Data items:
▼

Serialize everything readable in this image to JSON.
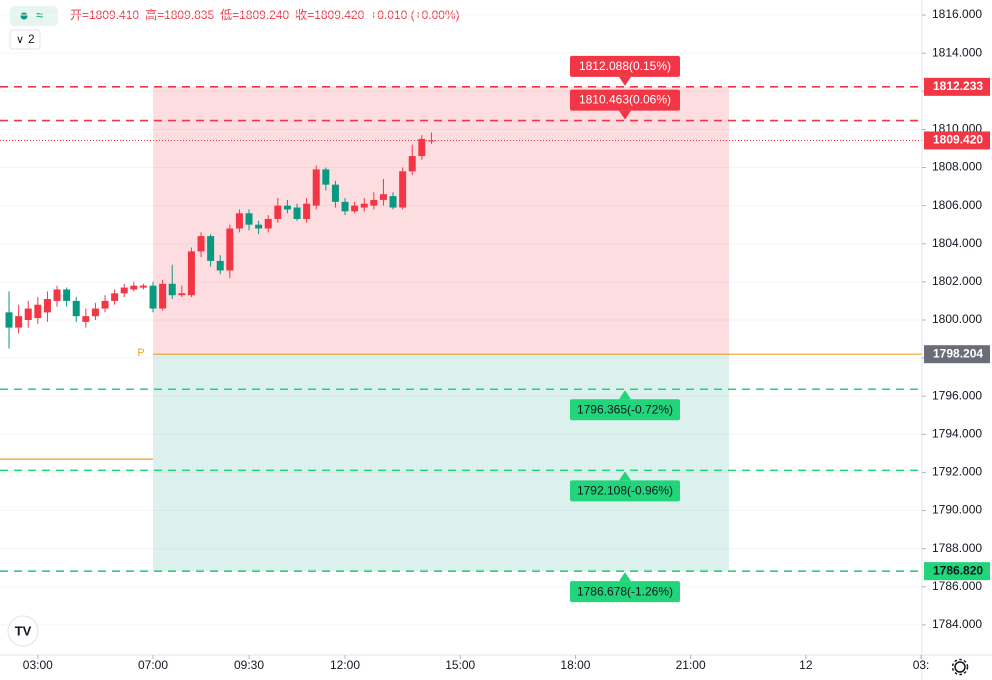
{
  "chart_data": {
    "type": "candlestick",
    "legend_count": "2",
    "ohlc": [
      "开=1809.410",
      "高=1809.835",
      "低=1809.240",
      "收=1809.420",
      "+0.010 (+0.00%)"
    ],
    "x": [
      -15,
      -14,
      -13,
      -12,
      -11,
      -10,
      -9,
      -8,
      -7,
      -6,
      -5,
      -4,
      -3,
      -2,
      -1,
      0,
      1,
      2,
      3,
      4,
      5,
      6,
      7,
      8,
      9,
      10,
      11,
      12,
      13,
      14,
      15,
      16,
      17,
      18,
      19,
      20,
      21,
      22,
      23,
      24,
      25,
      26,
      27,
      28,
      29
    ],
    "open": [
      1800.4,
      1799.6,
      1800.0,
      1800.1,
      1800.4,
      1801.0,
      1801.6,
      1801.0,
      1799.9,
      1800.2,
      1800.6,
      1801.0,
      1801.4,
      1801.6,
      1801.7,
      1801.8,
      1800.6,
      1801.9,
      1801.3,
      1801.3,
      1803.6,
      1804.4,
      1803.1,
      1802.6,
      1804.8,
      1805.6,
      1805.0,
      1804.8,
      1805.3,
      1806.0,
      1805.9,
      1805.3,
      1806.0,
      1807.9,
      1807.1,
      1806.2,
      1805.7,
      1805.9,
      1806.0,
      1806.3,
      1806.5,
      1805.9,
      1807.8,
      1808.6,
      1809.41
    ],
    "high": [
      1801.5,
      1800.8,
      1801.0,
      1801.2,
      1801.5,
      1801.8,
      1801.7,
      1801.2,
      1800.6,
      1800.9,
      1801.3,
      1801.6,
      1801.9,
      1802.0,
      1801.9,
      1802.0,
      1802.1,
      1802.9,
      1801.8,
      1803.8,
      1804.6,
      1804.5,
      1803.4,
      1805.0,
      1805.8,
      1805.8,
      1805.2,
      1805.5,
      1806.4,
      1806.3,
      1806.1,
      1806.4,
      1808.1,
      1808.0,
      1807.3,
      1806.4,
      1806.2,
      1806.4,
      1806.7,
      1807.4,
      1806.7,
      1808.0,
      1809.2,
      1809.7,
      1809.835
    ],
    "low": [
      1798.5,
      1799.3,
      1799.6,
      1799.8,
      1799.9,
      1800.7,
      1800.7,
      1799.9,
      1799.6,
      1800.0,
      1800.4,
      1800.8,
      1801.2,
      1801.5,
      1801.6,
      1800.4,
      1800.5,
      1801.1,
      1801.2,
      1801.2,
      1803.3,
      1802.8,
      1802.4,
      1802.2,
      1804.6,
      1804.7,
      1804.5,
      1804.6,
      1805.1,
      1805.6,
      1805.2,
      1805.1,
      1805.8,
      1806.8,
      1805.9,
      1805.5,
      1805.6,
      1805.7,
      1805.8,
      1806.0,
      1805.8,
      1805.8,
      1807.6,
      1808.4,
      1809.24
    ],
    "close": [
      1799.6,
      1800.2,
      1800.6,
      1800.8,
      1801.1,
      1801.6,
      1801.0,
      1800.2,
      1800.2,
      1800.6,
      1801.0,
      1801.4,
      1801.7,
      1801.8,
      1801.8,
      1800.6,
      1801.9,
      1801.3,
      1801.4,
      1803.6,
      1804.4,
      1803.1,
      1802.6,
      1804.8,
      1805.6,
      1805.0,
      1804.8,
      1805.3,
      1806.0,
      1805.8,
      1805.3,
      1806.1,
      1807.9,
      1807.1,
      1806.2,
      1805.7,
      1806.0,
      1806.1,
      1806.3,
      1806.6,
      1805.9,
      1807.8,
      1808.6,
      1809.5,
      1809.42
    ],
    "up_color": "#f23645",
    "down_color": "#089981",
    "xlim": [
      -15.94,
      80.1
    ],
    "xticks": [
      {
        "value": -12,
        "label": "03:00"
      },
      {
        "value": 0,
        "label": "07:00"
      },
      {
        "value": 10,
        "label": "09:30"
      },
      {
        "value": 20,
        "label": "12:00"
      },
      {
        "value": 32,
        "label": "15:00"
      },
      {
        "value": 44,
        "label": "18:00"
      },
      {
        "value": 56,
        "label": "21:00"
      },
      {
        "value": 68,
        "label": "12"
      },
      {
        "value": 80,
        "label": "03:"
      }
    ],
    "ylim": [
      1782.42,
      1816.79
    ],
    "yticks": [
      {
        "value": 1784,
        "label": "1784.000"
      },
      {
        "value": 1786,
        "label": "1786.000"
      },
      {
        "value": 1788,
        "label": "1788.000"
      },
      {
        "value": 1790,
        "label": "1790.000"
      },
      {
        "value": 1792,
        "label": "1792.000"
      },
      {
        "value": 1794,
        "label": "1794.000"
      },
      {
        "value": 1796,
        "label": "1796.000"
      },
      {
        "value": 1798,
        "label": "1798.000"
      },
      {
        "value": 1800,
        "label": "1800.000"
      },
      {
        "value": 1802,
        "label": "1802.000"
      },
      {
        "value": 1804,
        "label": "1804.000"
      },
      {
        "value": 1806,
        "label": "1806.000"
      },
      {
        "value": 1808,
        "label": "1808.000"
      },
      {
        "value": 1810,
        "label": "1810.000"
      },
      {
        "value": 1812,
        "label": "1812.000"
      },
      {
        "value": 1814,
        "label": "1814.000"
      },
      {
        "value": 1816,
        "label": "1816.000"
      }
    ],
    "grid": true,
    "zone_x": [
      0,
      60
    ],
    "levels": [
      {
        "value": 1812.233,
        "label": "1812.233",
        "target": "1812.088(0.15%)",
        "color": "#f23645"
      },
      {
        "value": 1810.463,
        "target": "1810.463(0.06%)",
        "color": "#f23645"
      },
      {
        "value": 1796.365,
        "target": "1796.365(-0.72%)",
        "color": "#22d47a"
      },
      {
        "value": 1792.108,
        "target": "1792.108(-0.96%)",
        "color": "#22d47a"
      },
      {
        "value": 1786.82,
        "label": "1786.820",
        "target": "1786.678(-1.26%)",
        "color": "#22d47a"
      }
    ],
    "pivot": {
      "value": 1798.204,
      "label": "1798.204",
      "marker": "P",
      "color": "#f0a028"
    },
    "prior_pivot": 1792.7,
    "last": {
      "value": 1809.42,
      "label": "1809.420",
      "color": "#f23645"
    }
  }
}
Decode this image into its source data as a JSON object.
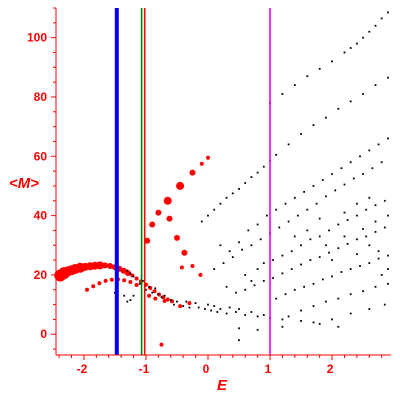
{
  "chart_data": {
    "type": "scatter",
    "title": "",
    "xlabel": "E",
    "ylabel": "<M>",
    "xlim": [
      -2.45,
      2.95
    ],
    "ylim": [
      -7,
      110
    ],
    "xticks": [
      -2,
      -1,
      0,
      1,
      2
    ],
    "xtick_labels": [
      "-2",
      "-1",
      "0",
      "1",
      "2"
    ],
    "yticks": [
      0,
      20,
      40,
      60,
      80,
      100
    ],
    "ytick_labels": [
      "0",
      "20",
      "40",
      "60",
      "80",
      "100"
    ],
    "grid": false,
    "legend": "none",
    "colors": {
      "axis": "#ff0000",
      "text": "#ff0000",
      "blue_line": "#0000ff",
      "green_line": "#008000",
      "red_line": "#ff0000",
      "magenta_line": "#ff00ff",
      "black_points": "#000000",
      "red_points": "#ff0000"
    },
    "vertical_lines": [
      {
        "x": -1.47,
        "color": "#0000ff",
        "width": "thick"
      },
      {
        "x": -1.07,
        "color": "#008000",
        "width": "thin"
      },
      {
        "x": -1.02,
        "color": "#ff0000",
        "width": "thin"
      },
      {
        "x": 1.0,
        "color": "#ff00ff",
        "width": "thin"
      }
    ],
    "series": [
      {
        "color": "#ff0000",
        "style": "markers of varying size",
        "points": [
          [
            -2.38,
            19.8,
            6
          ],
          [
            -2.32,
            20.6,
            6
          ],
          [
            -2.26,
            21.2,
            5
          ],
          [
            -2.2,
            21.6,
            5
          ],
          [
            -2.14,
            22.0,
            5
          ],
          [
            -2.06,
            22.4,
            5
          ],
          [
            -1.98,
            22.7,
            4
          ],
          [
            -1.9,
            22.9,
            4
          ],
          [
            -1.82,
            23.1,
            4
          ],
          [
            -1.74,
            23.2,
            4
          ],
          [
            -1.66,
            23.2,
            3
          ],
          [
            -1.58,
            23.0,
            3
          ],
          [
            -1.5,
            22.6,
            3
          ],
          [
            -1.43,
            22.1,
            3
          ],
          [
            -1.36,
            21.4,
            3
          ],
          [
            -1.29,
            20.6,
            3
          ],
          [
            -1.22,
            19.8,
            2
          ],
          [
            -1.15,
            18.8,
            2
          ],
          [
            -1.08,
            17.8,
            2
          ],
          [
            -1.0,
            16.7,
            2
          ],
          [
            -0.93,
            15.6,
            2
          ],
          [
            -0.86,
            14.5,
            2
          ],
          [
            -0.79,
            13.4,
            2
          ],
          [
            -0.72,
            12.5,
            2
          ],
          [
            -0.65,
            11.7,
            2
          ],
          [
            -0.58,
            11.1,
            2
          ],
          [
            -1.95,
            15.0,
            2
          ],
          [
            -1.85,
            16.2,
            2
          ],
          [
            -1.75,
            17.2,
            2
          ],
          [
            -1.65,
            18.0,
            2
          ],
          [
            -1.55,
            18.4,
            2
          ],
          [
            -1.45,
            18.5,
            2
          ],
          [
            -1.35,
            18.2,
            2
          ],
          [
            -1.25,
            17.6,
            2
          ],
          [
            -1.15,
            16.6,
            2
          ],
          [
            -0.98,
            31.5,
            3
          ],
          [
            -0.9,
            37.0,
            3
          ],
          [
            -0.8,
            41.0,
            3
          ],
          [
            -0.65,
            45.0,
            4
          ],
          [
            -0.45,
            50.0,
            4
          ],
          [
            -0.25,
            54.5,
            3
          ],
          [
            -0.1,
            57.5,
            2
          ],
          [
            0.0,
            59.5,
            2
          ],
          [
            -0.62,
            39.0,
            3
          ],
          [
            -0.5,
            32.5,
            3
          ],
          [
            -0.38,
            27.5,
            3
          ],
          [
            -0.25,
            23.0,
            2
          ],
          [
            -0.12,
            20.0,
            2
          ],
          [
            -0.95,
            13.0,
            2
          ],
          [
            -0.85,
            12.0,
            2
          ],
          [
            -0.7,
            11.2,
            2
          ],
          [
            -0.45,
            9.5,
            2
          ],
          [
            -0.75,
            -3.5,
            2
          ],
          [
            -0.3,
            10.5,
            2
          ],
          [
            -0.42,
            22.5,
            2
          ]
        ]
      },
      {
        "color": "#000000",
        "style": "small dots",
        "points": [
          [
            -1.3,
            21.5
          ],
          [
            -1.25,
            20.5
          ],
          [
            -1.2,
            19.5
          ],
          [
            -1.1,
            17.0
          ],
          [
            -1.05,
            18.0
          ],
          [
            -1.0,
            15.0
          ],
          [
            -0.95,
            16.0
          ],
          [
            -0.9,
            14.0
          ],
          [
            -0.85,
            15.5
          ],
          [
            -0.8,
            13.5
          ],
          [
            -0.75,
            12.5
          ],
          [
            -0.7,
            13.0
          ],
          [
            -0.6,
            11.5
          ],
          [
            -0.55,
            10.0
          ],
          [
            -0.5,
            11.0
          ],
          [
            -0.4,
            9.5
          ],
          [
            -0.35,
            11.0
          ],
          [
            -0.3,
            9.0
          ],
          [
            -0.2,
            10.5
          ],
          [
            -0.15,
            9.0
          ],
          [
            -0.05,
            8.5
          ],
          [
            0.0,
            10.0
          ],
          [
            0.05,
            8.0
          ],
          [
            0.1,
            9.5
          ],
          [
            0.15,
            7.5
          ],
          [
            0.2,
            8.5
          ],
          [
            0.3,
            7.0
          ],
          [
            0.35,
            9.0
          ],
          [
            0.45,
            7.5
          ],
          [
            0.5,
            8.5
          ],
          [
            0.6,
            6.5
          ],
          [
            0.7,
            7.5
          ],
          [
            0.8,
            6.0
          ],
          [
            0.9,
            6.5
          ],
          [
            1.0,
            5.5
          ],
          [
            1.2,
            5.0
          ],
          [
            1.5,
            4.5
          ],
          [
            1.8,
            3.5
          ],
          [
            2.1,
            2.5
          ],
          [
            -1.35,
            13.0
          ],
          [
            -1.3,
            11.0
          ],
          [
            -1.5,
            14.0
          ],
          [
            -1.25,
            11.5
          ],
          [
            -1.2,
            13.0
          ],
          [
            -0.1,
            38.0
          ],
          [
            0.0,
            40.0
          ],
          [
            0.1,
            42.0
          ],
          [
            0.2,
            44.0
          ],
          [
            0.3,
            46.0
          ],
          [
            0.4,
            47.5
          ],
          [
            0.5,
            49.0
          ],
          [
            0.6,
            51.0
          ],
          [
            0.7,
            53.0
          ],
          [
            0.8,
            54.5
          ],
          [
            0.9,
            56.5
          ],
          [
            1.0,
            58.5
          ],
          [
            1.1,
            60.5
          ],
          [
            1.3,
            64.0
          ],
          [
            1.5,
            67.5
          ],
          [
            1.7,
            70.5
          ],
          [
            1.9,
            73.0
          ],
          [
            2.1,
            76.0
          ],
          [
            2.3,
            78.5
          ],
          [
            2.5,
            81.0
          ],
          [
            2.7,
            84.0
          ],
          [
            2.9,
            86.5
          ],
          [
            1.0,
            78.0
          ],
          [
            1.2,
            81.0
          ],
          [
            1.4,
            84.0
          ],
          [
            1.6,
            87.0
          ],
          [
            1.8,
            89.5
          ],
          [
            2.0,
            92.0
          ],
          [
            2.2,
            95.0
          ],
          [
            2.4,
            98.0
          ],
          [
            2.5,
            100.0
          ],
          [
            2.6,
            102.0
          ],
          [
            2.7,
            104.0
          ],
          [
            2.8,
            106.5
          ],
          [
            2.9,
            108.5
          ],
          [
            2.3,
            96.5
          ],
          [
            0.2,
            30.0
          ],
          [
            0.35,
            28.0
          ],
          [
            0.5,
            31.0
          ],
          [
            0.65,
            35.0
          ],
          [
            0.8,
            37.0
          ],
          [
            0.95,
            40.0
          ],
          [
            1.1,
            42.0
          ],
          [
            1.25,
            44.0
          ],
          [
            1.4,
            46.0
          ],
          [
            1.55,
            48.0
          ],
          [
            1.7,
            50.0
          ],
          [
            1.85,
            52.0
          ],
          [
            2.0,
            54.0
          ],
          [
            2.15,
            56.0
          ],
          [
            2.3,
            58.0
          ],
          [
            2.45,
            60.0
          ],
          [
            2.6,
            62.0
          ],
          [
            2.75,
            64.0
          ],
          [
            2.9,
            66.0
          ],
          [
            0.1,
            22.0
          ],
          [
            0.25,
            24.0
          ],
          [
            0.4,
            26.0
          ],
          [
            0.55,
            28.5
          ],
          [
            0.7,
            30.0
          ],
          [
            0.85,
            32.0
          ],
          [
            1.0,
            34.0
          ],
          [
            1.15,
            36.0
          ],
          [
            1.3,
            38.0
          ],
          [
            1.45,
            40.0
          ],
          [
            1.6,
            42.0
          ],
          [
            1.75,
            44.0
          ],
          [
            1.9,
            46.5
          ],
          [
            2.05,
            48.5
          ],
          [
            2.2,
            50.5
          ],
          [
            2.35,
            52.5
          ],
          [
            2.5,
            54.0
          ],
          [
            2.65,
            56.0
          ],
          [
            2.8,
            58.0
          ],
          [
            0.6,
            20.0
          ],
          [
            0.7,
            18.0
          ],
          [
            0.8,
            22.0
          ],
          [
            0.9,
            24.0
          ],
          [
            1.05,
            25.0
          ],
          [
            1.2,
            26.5
          ],
          [
            1.35,
            28.0
          ],
          [
            1.5,
            30.0
          ],
          [
            1.65,
            32.0
          ],
          [
            1.8,
            33.0
          ],
          [
            1.95,
            35.0
          ],
          [
            2.1,
            37.0
          ],
          [
            2.25,
            38.5
          ],
          [
            2.4,
            40.0
          ],
          [
            2.55,
            42.0
          ],
          [
            2.7,
            43.5
          ],
          [
            2.85,
            45.0
          ],
          [
            0.3,
            16.0
          ],
          [
            0.45,
            14.0
          ],
          [
            0.6,
            15.0
          ],
          [
            0.75,
            16.5
          ],
          [
            0.9,
            18.0
          ],
          [
            1.05,
            19.0
          ],
          [
            1.2,
            20.5
          ],
          [
            1.35,
            22.0
          ],
          [
            1.5,
            23.5
          ],
          [
            1.65,
            25.0
          ],
          [
            1.8,
            26.0
          ],
          [
            1.95,
            27.5
          ],
          [
            2.1,
            29.0
          ],
          [
            2.25,
            30.5
          ],
          [
            2.4,
            32.0
          ],
          [
            2.55,
            33.0
          ],
          [
            2.7,
            34.5
          ],
          [
            2.85,
            36.0
          ],
          [
            1.1,
            12.0
          ],
          [
            1.25,
            13.5
          ],
          [
            1.4,
            15.0
          ],
          [
            1.55,
            16.0
          ],
          [
            1.7,
            17.0
          ],
          [
            1.85,
            18.5
          ],
          [
            2.0,
            19.5
          ],
          [
            2.15,
            21.0
          ],
          [
            2.3,
            22.0
          ],
          [
            2.45,
            23.0
          ],
          [
            2.6,
            24.0
          ],
          [
            2.75,
            25.5
          ],
          [
            2.9,
            26.5
          ],
          [
            1.3,
            6.0
          ],
          [
            1.5,
            8.0
          ],
          [
            1.7,
            9.5
          ],
          [
            1.9,
            11.0
          ],
          [
            2.1,
            12.0
          ],
          [
            2.3,
            13.5
          ],
          [
            2.5,
            14.5
          ],
          [
            2.7,
            16.0
          ],
          [
            2.9,
            17.0
          ],
          [
            0.5,
            2.0
          ],
          [
            0.8,
            1.5
          ],
          [
            1.2,
            2.5
          ],
          [
            1.7,
            4.0
          ],
          [
            2.0,
            5.0
          ],
          [
            2.3,
            7.0
          ],
          [
            2.6,
            8.5
          ],
          [
            2.85,
            10.0
          ],
          [
            0.5,
            -2.0
          ],
          [
            1.9,
            30.0
          ],
          [
            2.0,
            25.0
          ],
          [
            2.2,
            33.0
          ],
          [
            2.4,
            27.0
          ],
          [
            2.6,
            30.0
          ],
          [
            2.8,
            20.0
          ],
          [
            2.5,
            35.5
          ],
          [
            2.7,
            38.0
          ],
          [
            2.9,
            40.0
          ],
          [
            1.6,
            35.0
          ],
          [
            1.4,
            33.0
          ],
          [
            1.8,
            39.0
          ],
          [
            2.9,
            22.0
          ],
          [
            2.75,
            28.0
          ],
          [
            2.6,
            46.0
          ],
          [
            2.4,
            44.0
          ],
          [
            2.2,
            41.0
          ]
        ]
      }
    ]
  }
}
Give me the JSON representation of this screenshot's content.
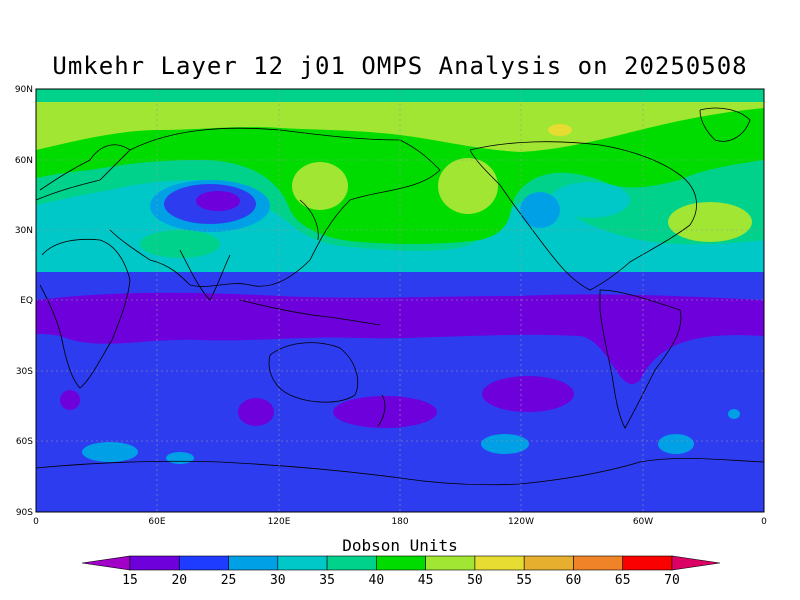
{
  "title": "Umkehr Layer 12 j01 OMPS Analysis on 20250508",
  "lat_labels": [
    "90N",
    "60N",
    "30N",
    "EQ",
    "30S",
    "60S",
    "90S"
  ],
  "lon_labels": [
    "0",
    "60E",
    "120E",
    "180",
    "120W",
    "60W",
    "0"
  ],
  "colorbar": {
    "title": "Dobson Units",
    "levels": [
      "15",
      "20",
      "25",
      "30",
      "35",
      "40",
      "45",
      "50",
      "55",
      "60",
      "65",
      "70"
    ],
    "colors": [
      "#a000c8",
      "#6e00dc",
      "#1e3cff",
      "#00a0e6",
      "#00c8c8",
      "#00d28c",
      "#00dc00",
      "#a0e632",
      "#e6dc32",
      "#e6af2d",
      "#f08228",
      "#fa0000",
      "#dc0064"
    ]
  },
  "map_colors": {
    "c20": "#2e3cf0",
    "c15": "#6e00dc",
    "c25": "#00a0e6",
    "c30": "#00c8c8",
    "c35": "#00d28c",
    "c40": "#00dc00",
    "c45": "#a0e632",
    "c50": "#e6dc32",
    "coast": "#000000"
  }
}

▲

(Request): Check each line above for "image" and return the ones that have it.

(Task output):
Serialize everything readable in this image to JSON.
Decode this image into its source data as a JSON object.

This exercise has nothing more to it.